Extract every line where the string "loved" appears.
--
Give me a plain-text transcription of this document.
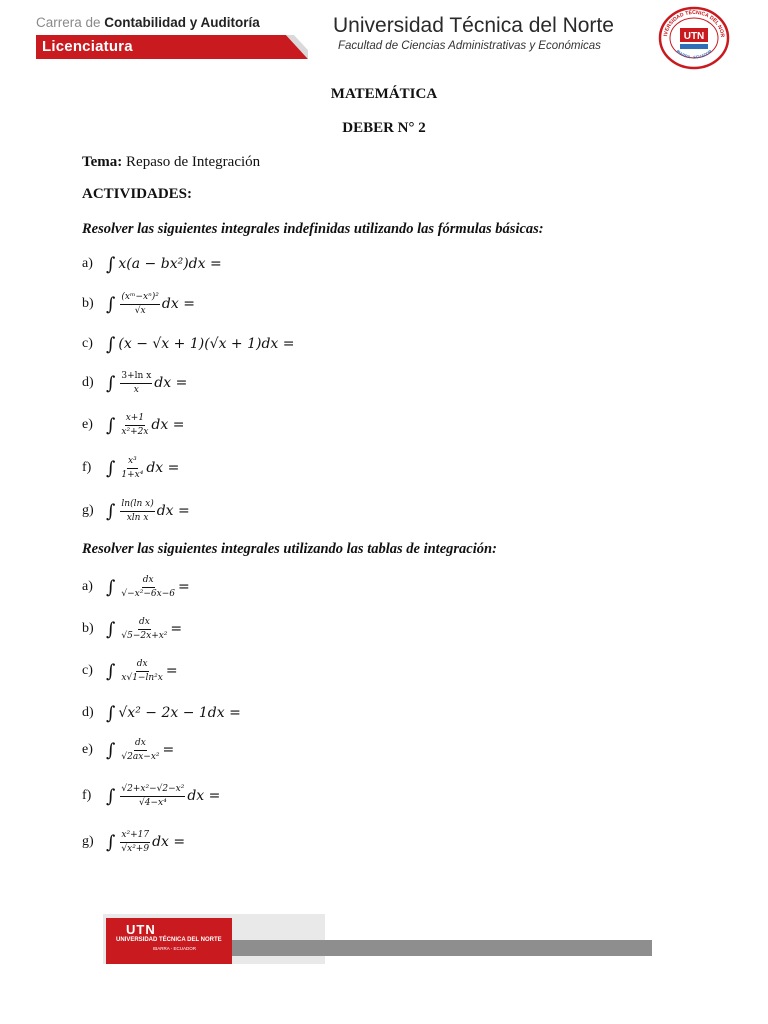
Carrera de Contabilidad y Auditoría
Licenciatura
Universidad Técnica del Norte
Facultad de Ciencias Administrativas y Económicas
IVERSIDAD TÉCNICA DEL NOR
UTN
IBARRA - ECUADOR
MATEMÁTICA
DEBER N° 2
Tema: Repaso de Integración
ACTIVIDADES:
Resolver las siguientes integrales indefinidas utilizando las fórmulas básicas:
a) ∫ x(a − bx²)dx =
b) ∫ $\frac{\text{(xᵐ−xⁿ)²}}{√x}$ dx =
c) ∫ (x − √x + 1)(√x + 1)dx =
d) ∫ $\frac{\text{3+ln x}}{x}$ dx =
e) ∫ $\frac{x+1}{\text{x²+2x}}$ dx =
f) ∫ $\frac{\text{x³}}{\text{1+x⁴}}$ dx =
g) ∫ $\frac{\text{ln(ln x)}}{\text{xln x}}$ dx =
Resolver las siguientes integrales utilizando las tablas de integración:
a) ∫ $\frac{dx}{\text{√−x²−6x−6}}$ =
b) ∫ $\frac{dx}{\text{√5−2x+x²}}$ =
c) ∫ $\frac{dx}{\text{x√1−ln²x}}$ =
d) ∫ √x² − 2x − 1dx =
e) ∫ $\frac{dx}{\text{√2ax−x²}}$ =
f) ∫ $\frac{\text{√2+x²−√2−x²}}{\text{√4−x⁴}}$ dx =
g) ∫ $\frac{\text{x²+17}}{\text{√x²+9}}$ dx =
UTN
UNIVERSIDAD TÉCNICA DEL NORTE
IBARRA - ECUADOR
--
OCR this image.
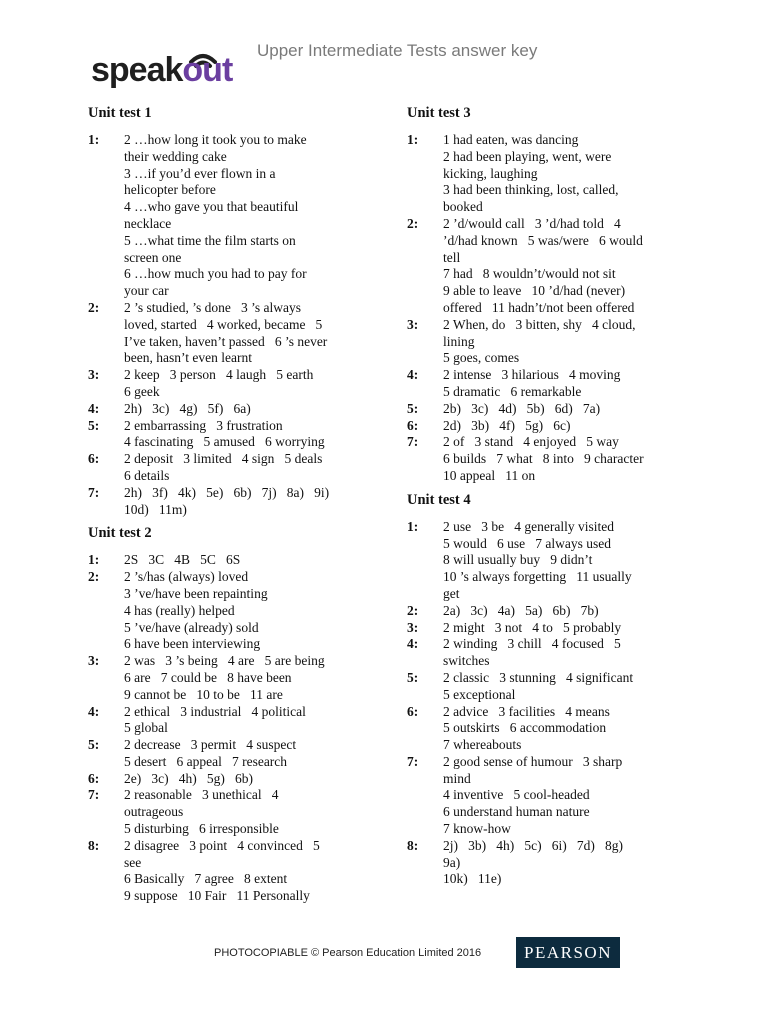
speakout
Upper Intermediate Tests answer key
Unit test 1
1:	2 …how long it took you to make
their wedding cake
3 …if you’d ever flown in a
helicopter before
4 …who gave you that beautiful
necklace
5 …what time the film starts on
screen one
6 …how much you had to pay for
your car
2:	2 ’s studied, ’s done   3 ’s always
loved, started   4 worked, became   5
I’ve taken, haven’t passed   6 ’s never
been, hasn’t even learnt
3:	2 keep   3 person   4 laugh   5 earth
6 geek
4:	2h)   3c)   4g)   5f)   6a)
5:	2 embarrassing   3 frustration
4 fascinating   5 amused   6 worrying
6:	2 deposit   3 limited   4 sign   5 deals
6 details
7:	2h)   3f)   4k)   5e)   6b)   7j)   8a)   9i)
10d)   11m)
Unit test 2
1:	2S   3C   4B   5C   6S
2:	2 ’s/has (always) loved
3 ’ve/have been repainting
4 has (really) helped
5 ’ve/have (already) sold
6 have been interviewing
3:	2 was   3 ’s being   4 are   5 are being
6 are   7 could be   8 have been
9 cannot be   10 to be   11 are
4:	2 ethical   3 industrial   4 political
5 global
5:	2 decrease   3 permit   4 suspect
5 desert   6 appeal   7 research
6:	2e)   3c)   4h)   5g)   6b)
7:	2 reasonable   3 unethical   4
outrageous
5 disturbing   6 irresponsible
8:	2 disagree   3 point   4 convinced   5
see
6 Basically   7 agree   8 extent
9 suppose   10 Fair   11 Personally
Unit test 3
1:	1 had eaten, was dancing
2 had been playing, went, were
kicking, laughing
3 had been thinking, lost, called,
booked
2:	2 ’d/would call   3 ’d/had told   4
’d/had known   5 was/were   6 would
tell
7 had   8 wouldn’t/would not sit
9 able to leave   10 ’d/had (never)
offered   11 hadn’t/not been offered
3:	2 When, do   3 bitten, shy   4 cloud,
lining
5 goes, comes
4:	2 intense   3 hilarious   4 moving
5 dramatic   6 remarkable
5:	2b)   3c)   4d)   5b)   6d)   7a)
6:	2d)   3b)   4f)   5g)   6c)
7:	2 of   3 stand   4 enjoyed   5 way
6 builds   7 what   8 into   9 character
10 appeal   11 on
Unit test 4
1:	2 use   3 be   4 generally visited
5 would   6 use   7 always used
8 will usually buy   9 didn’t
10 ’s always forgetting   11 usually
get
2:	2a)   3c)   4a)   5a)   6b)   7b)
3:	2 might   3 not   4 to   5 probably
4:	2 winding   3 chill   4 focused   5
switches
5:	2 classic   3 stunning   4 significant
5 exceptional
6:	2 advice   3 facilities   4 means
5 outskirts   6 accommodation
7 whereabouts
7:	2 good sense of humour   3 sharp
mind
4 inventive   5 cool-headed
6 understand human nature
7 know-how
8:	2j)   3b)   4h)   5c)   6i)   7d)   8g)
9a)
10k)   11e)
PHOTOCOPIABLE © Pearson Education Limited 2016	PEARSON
--
**Answer to the exercise**
loved, started   4 worked, became   5
2:	2 ’s/has (always) loved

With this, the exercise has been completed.